What to produce: Go line by line through the listing below and copy those that hold "main".

Data shown:
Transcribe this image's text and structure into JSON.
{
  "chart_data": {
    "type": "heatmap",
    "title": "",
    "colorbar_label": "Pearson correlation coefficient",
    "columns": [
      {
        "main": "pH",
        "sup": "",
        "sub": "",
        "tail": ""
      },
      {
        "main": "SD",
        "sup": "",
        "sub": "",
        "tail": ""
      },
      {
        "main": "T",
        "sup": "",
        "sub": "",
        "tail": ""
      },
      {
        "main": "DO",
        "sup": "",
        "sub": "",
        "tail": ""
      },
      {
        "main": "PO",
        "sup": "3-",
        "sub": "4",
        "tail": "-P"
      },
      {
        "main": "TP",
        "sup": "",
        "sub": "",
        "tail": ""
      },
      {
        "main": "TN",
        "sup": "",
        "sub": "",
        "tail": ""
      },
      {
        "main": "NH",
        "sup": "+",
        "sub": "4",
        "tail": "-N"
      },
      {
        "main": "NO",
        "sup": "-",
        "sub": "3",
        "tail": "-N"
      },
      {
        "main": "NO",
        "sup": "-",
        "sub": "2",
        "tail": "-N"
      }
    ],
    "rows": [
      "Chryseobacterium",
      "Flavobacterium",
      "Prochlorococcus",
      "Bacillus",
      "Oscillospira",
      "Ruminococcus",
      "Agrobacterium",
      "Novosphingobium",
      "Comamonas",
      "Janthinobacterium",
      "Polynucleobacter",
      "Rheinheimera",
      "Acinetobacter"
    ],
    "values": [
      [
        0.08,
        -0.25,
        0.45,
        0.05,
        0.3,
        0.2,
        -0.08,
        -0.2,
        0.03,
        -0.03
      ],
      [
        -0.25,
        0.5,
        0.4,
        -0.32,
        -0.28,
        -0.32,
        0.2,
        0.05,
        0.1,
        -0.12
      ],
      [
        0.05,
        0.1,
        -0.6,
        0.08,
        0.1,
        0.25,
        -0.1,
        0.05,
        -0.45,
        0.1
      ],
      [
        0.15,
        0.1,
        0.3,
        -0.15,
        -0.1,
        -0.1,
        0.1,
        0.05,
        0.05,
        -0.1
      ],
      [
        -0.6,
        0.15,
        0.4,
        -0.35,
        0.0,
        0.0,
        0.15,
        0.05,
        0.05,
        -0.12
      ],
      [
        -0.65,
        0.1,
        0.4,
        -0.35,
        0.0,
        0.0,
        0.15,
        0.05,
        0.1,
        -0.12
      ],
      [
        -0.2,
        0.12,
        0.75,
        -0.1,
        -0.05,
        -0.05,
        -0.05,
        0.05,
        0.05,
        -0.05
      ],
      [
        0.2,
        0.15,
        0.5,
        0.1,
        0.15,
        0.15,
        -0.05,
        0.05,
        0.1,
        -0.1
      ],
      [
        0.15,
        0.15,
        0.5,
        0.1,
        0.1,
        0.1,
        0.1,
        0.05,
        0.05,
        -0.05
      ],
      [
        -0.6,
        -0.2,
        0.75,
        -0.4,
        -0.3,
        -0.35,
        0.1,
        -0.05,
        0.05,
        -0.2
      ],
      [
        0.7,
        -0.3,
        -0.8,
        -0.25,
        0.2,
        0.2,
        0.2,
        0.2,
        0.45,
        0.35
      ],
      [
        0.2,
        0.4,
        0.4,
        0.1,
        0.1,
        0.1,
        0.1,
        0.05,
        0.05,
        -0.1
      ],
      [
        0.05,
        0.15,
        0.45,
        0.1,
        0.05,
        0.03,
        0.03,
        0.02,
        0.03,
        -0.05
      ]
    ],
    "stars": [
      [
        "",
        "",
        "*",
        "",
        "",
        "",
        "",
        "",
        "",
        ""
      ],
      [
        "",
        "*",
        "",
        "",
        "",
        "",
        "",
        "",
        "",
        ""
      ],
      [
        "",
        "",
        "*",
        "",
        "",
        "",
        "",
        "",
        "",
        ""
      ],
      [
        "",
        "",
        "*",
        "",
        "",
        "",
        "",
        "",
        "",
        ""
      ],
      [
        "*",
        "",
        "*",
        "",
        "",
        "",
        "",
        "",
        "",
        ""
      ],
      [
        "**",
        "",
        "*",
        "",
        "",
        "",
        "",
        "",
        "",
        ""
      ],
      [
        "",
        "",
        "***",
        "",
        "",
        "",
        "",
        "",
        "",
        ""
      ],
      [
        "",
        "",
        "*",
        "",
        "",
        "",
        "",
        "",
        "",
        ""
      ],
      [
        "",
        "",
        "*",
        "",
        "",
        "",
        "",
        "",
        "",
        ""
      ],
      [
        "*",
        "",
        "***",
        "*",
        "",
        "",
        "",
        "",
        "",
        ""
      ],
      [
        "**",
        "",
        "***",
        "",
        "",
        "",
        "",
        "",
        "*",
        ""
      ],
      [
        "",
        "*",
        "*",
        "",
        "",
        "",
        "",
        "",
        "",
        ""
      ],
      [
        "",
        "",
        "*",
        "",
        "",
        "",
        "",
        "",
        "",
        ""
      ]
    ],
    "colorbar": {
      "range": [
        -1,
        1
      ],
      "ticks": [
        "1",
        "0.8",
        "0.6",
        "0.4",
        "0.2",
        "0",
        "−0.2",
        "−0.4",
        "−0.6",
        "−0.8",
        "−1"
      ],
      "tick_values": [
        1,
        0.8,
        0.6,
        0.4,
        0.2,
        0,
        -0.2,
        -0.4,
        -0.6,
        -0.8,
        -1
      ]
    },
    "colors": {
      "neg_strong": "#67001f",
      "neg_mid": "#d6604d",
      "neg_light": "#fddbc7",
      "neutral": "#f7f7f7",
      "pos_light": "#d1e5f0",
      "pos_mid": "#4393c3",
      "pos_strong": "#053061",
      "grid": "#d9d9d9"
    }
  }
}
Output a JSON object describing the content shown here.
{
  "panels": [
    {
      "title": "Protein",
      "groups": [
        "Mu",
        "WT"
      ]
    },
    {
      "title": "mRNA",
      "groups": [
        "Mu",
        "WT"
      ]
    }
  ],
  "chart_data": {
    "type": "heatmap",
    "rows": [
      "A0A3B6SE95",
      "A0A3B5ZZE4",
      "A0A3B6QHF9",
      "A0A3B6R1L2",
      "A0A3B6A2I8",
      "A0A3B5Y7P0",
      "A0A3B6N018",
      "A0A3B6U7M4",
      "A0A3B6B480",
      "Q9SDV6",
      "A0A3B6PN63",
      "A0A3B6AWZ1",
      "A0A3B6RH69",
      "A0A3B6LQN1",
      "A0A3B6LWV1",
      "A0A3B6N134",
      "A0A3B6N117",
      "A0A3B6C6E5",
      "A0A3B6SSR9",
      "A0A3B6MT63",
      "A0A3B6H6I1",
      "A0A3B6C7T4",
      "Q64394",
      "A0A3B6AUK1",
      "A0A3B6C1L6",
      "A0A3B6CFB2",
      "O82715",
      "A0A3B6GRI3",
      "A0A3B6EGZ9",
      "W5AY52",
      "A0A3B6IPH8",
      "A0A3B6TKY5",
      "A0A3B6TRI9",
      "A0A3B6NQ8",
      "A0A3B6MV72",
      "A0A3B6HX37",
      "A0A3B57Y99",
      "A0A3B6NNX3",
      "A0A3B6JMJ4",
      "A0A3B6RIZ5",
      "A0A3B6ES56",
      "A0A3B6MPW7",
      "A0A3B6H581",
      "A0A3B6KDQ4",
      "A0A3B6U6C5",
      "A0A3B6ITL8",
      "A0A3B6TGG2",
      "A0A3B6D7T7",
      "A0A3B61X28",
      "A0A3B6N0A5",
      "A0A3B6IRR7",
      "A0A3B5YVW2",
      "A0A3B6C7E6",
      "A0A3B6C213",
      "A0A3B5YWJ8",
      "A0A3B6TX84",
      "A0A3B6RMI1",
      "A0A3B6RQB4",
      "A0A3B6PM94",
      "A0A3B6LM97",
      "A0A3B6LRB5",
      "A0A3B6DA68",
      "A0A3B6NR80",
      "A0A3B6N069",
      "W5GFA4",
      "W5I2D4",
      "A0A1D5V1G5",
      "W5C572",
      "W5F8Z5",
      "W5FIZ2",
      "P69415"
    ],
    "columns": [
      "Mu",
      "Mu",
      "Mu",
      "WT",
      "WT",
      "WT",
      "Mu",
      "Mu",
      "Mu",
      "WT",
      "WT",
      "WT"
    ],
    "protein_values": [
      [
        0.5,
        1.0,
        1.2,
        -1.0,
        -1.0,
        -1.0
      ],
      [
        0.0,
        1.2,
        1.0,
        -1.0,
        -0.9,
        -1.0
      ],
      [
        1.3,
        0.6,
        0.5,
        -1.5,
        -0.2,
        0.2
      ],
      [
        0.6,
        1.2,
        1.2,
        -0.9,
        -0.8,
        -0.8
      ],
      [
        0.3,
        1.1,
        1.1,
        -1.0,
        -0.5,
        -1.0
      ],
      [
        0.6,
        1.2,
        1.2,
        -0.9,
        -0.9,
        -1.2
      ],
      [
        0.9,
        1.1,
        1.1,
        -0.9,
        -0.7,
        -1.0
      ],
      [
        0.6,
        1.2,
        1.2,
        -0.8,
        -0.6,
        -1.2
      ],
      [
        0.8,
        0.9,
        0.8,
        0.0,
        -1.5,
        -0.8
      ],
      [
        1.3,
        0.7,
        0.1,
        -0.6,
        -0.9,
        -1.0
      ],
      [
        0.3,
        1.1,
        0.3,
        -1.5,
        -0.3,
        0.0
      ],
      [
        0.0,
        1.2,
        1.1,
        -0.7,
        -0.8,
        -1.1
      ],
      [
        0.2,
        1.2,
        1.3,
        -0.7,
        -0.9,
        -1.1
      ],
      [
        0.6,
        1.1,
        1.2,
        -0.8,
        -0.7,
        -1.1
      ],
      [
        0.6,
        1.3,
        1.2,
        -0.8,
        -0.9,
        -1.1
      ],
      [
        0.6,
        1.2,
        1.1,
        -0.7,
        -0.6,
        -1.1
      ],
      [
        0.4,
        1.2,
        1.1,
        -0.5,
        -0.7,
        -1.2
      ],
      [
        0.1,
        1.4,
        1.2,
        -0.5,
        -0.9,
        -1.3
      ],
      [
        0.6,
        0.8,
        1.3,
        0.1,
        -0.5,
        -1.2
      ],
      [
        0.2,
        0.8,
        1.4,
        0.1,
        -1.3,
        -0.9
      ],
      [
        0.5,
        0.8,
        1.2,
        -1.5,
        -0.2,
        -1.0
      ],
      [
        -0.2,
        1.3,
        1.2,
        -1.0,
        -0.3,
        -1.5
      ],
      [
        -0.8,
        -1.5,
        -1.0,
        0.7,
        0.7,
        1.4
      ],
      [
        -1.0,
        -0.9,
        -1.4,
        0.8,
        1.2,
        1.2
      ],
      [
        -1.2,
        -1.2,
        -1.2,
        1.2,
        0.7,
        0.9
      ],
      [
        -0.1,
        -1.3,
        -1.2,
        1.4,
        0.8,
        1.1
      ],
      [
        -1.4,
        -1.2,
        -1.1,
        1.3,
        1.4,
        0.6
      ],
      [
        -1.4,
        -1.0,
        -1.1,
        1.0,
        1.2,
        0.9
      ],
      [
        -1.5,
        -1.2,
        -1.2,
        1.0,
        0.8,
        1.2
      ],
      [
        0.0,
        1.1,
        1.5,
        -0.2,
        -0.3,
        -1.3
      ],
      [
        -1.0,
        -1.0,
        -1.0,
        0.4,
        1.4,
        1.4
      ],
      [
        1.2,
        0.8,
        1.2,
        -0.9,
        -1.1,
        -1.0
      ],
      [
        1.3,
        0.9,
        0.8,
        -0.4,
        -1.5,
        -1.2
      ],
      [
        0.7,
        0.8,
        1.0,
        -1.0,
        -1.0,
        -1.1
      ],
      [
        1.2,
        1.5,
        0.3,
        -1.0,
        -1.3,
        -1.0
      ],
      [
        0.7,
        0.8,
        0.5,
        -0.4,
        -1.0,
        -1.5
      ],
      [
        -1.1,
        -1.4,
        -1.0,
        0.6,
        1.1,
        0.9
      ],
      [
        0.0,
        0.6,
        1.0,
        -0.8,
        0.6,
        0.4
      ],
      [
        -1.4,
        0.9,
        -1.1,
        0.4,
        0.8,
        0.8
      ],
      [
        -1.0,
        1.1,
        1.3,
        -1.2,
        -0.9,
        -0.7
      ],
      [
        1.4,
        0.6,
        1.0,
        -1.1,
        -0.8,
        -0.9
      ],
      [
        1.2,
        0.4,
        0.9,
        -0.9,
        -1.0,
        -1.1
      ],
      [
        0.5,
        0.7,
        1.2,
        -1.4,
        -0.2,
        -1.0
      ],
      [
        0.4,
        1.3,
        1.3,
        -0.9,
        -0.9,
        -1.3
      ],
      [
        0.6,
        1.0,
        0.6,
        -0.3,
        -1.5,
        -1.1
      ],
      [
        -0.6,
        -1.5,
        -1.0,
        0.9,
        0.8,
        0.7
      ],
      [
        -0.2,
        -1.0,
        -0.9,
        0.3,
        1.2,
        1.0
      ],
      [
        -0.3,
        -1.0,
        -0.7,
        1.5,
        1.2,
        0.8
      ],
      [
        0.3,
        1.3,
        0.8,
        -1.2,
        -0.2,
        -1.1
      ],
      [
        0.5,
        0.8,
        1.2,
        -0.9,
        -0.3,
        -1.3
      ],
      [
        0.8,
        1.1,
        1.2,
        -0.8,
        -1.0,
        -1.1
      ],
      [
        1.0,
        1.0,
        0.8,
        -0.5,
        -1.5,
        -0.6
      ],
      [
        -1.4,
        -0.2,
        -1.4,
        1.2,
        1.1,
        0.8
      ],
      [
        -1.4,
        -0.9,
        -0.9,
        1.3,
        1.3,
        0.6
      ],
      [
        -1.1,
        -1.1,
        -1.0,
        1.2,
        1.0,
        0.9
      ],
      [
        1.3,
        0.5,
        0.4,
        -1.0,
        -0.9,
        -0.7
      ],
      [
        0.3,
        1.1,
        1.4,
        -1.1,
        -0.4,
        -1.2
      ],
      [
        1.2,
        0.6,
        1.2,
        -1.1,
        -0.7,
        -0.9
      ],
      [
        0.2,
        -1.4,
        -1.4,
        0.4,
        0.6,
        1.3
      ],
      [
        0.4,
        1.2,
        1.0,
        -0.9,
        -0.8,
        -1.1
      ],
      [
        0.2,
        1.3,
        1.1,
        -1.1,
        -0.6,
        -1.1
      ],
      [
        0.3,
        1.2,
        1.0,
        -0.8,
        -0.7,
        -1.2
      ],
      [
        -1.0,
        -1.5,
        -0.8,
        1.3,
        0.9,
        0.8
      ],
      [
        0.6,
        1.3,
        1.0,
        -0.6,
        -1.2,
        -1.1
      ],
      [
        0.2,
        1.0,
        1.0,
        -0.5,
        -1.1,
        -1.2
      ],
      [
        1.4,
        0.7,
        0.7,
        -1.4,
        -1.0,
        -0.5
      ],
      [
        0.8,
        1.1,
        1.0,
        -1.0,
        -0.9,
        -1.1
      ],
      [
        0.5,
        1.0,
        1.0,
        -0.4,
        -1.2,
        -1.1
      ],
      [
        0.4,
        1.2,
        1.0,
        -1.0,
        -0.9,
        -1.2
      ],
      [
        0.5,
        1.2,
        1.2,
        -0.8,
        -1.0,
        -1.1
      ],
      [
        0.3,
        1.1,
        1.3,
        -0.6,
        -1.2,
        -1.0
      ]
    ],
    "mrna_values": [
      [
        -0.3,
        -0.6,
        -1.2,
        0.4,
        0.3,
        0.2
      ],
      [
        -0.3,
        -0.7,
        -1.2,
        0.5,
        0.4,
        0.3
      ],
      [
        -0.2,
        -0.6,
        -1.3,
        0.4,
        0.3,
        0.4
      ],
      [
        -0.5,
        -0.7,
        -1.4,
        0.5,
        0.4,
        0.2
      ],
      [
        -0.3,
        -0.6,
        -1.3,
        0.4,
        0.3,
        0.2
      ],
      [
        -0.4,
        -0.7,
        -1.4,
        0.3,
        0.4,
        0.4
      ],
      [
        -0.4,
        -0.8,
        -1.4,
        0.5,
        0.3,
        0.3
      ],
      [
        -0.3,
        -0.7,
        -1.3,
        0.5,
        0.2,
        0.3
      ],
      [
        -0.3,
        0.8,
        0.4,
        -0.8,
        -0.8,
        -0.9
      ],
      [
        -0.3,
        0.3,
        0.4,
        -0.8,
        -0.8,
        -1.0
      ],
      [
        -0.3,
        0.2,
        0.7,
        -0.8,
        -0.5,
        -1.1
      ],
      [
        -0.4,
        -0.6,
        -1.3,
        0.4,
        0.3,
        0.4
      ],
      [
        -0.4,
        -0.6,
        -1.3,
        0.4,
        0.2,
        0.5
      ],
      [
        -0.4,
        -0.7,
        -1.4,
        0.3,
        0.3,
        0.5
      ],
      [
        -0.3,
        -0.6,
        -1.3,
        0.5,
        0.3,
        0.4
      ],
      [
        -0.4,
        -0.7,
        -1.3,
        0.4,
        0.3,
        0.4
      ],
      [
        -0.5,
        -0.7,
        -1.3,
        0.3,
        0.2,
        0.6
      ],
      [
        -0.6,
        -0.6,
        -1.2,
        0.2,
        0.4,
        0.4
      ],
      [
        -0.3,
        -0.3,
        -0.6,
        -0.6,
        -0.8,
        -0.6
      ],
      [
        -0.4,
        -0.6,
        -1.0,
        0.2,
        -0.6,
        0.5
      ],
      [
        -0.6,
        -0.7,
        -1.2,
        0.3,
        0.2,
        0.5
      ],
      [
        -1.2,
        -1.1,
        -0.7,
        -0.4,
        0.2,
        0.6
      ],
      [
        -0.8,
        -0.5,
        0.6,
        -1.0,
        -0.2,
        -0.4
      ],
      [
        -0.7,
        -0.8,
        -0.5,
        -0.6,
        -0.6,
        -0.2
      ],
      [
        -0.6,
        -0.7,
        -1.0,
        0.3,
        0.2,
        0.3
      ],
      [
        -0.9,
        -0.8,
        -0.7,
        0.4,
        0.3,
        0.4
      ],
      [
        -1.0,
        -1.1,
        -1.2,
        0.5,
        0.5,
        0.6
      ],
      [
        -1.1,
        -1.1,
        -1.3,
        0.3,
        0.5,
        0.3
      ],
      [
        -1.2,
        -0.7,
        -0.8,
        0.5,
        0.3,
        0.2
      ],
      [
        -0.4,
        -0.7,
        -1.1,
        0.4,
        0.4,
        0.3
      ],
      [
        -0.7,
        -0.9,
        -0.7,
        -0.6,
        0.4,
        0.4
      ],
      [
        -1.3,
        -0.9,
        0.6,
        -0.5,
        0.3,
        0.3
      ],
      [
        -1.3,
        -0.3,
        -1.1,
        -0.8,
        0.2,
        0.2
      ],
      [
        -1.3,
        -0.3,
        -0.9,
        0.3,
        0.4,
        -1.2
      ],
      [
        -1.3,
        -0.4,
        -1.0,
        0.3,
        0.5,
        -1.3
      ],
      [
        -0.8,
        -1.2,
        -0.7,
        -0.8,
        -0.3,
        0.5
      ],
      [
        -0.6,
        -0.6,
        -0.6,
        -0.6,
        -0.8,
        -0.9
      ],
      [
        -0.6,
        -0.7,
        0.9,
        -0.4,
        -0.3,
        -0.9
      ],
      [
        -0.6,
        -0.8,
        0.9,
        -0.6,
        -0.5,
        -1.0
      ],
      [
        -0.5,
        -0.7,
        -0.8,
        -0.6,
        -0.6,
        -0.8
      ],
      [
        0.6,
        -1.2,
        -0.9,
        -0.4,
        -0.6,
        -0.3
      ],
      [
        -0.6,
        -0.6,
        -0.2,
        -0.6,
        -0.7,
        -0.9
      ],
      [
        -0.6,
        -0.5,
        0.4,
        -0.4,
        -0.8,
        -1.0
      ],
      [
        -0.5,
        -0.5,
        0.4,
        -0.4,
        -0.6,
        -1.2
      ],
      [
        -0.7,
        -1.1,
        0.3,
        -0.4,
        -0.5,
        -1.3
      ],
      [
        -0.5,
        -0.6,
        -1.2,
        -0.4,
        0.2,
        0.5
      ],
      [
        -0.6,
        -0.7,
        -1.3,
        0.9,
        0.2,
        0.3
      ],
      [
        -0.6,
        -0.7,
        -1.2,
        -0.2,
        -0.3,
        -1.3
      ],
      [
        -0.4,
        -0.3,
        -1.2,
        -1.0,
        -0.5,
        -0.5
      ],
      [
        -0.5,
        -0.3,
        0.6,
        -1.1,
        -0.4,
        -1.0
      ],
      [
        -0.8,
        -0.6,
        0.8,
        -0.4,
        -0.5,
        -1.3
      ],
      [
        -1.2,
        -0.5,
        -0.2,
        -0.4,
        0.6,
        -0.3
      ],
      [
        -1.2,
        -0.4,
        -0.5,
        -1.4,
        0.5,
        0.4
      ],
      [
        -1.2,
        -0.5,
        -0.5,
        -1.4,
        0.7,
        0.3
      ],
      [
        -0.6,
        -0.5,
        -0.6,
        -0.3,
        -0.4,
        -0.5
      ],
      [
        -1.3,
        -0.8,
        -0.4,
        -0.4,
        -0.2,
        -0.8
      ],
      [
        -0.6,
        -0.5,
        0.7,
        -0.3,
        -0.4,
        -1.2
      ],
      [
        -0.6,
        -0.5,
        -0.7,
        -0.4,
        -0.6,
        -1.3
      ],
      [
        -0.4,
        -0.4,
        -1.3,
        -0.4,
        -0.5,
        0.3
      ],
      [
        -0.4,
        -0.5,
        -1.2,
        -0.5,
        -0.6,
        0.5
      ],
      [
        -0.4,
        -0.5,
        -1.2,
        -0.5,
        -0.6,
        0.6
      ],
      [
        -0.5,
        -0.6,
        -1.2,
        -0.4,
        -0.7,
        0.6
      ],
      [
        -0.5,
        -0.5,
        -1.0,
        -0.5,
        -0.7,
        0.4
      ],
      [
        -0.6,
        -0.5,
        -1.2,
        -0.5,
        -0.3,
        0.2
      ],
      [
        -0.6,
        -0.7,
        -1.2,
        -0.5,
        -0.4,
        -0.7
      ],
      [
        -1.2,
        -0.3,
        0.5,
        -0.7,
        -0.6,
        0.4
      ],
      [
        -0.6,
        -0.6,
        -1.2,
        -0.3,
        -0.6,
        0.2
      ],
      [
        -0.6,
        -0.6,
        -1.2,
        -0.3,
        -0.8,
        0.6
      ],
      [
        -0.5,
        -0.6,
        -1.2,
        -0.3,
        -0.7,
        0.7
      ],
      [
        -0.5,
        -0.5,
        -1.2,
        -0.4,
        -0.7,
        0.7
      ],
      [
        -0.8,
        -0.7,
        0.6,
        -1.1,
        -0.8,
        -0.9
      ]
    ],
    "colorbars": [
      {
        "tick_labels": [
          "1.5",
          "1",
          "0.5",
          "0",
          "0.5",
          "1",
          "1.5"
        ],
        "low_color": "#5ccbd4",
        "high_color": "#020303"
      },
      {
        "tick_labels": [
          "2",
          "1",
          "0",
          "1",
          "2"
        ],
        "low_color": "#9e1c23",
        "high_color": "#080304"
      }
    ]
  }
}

Answer section:
        "main": "pH",
        "main": "SD",
        "main": "T",
        "main": "DO",
        "main": "PO",
        "main": "TP",
        "main": "TN",
        "main": "NH",
        "main": "NO",
        "main": "NO",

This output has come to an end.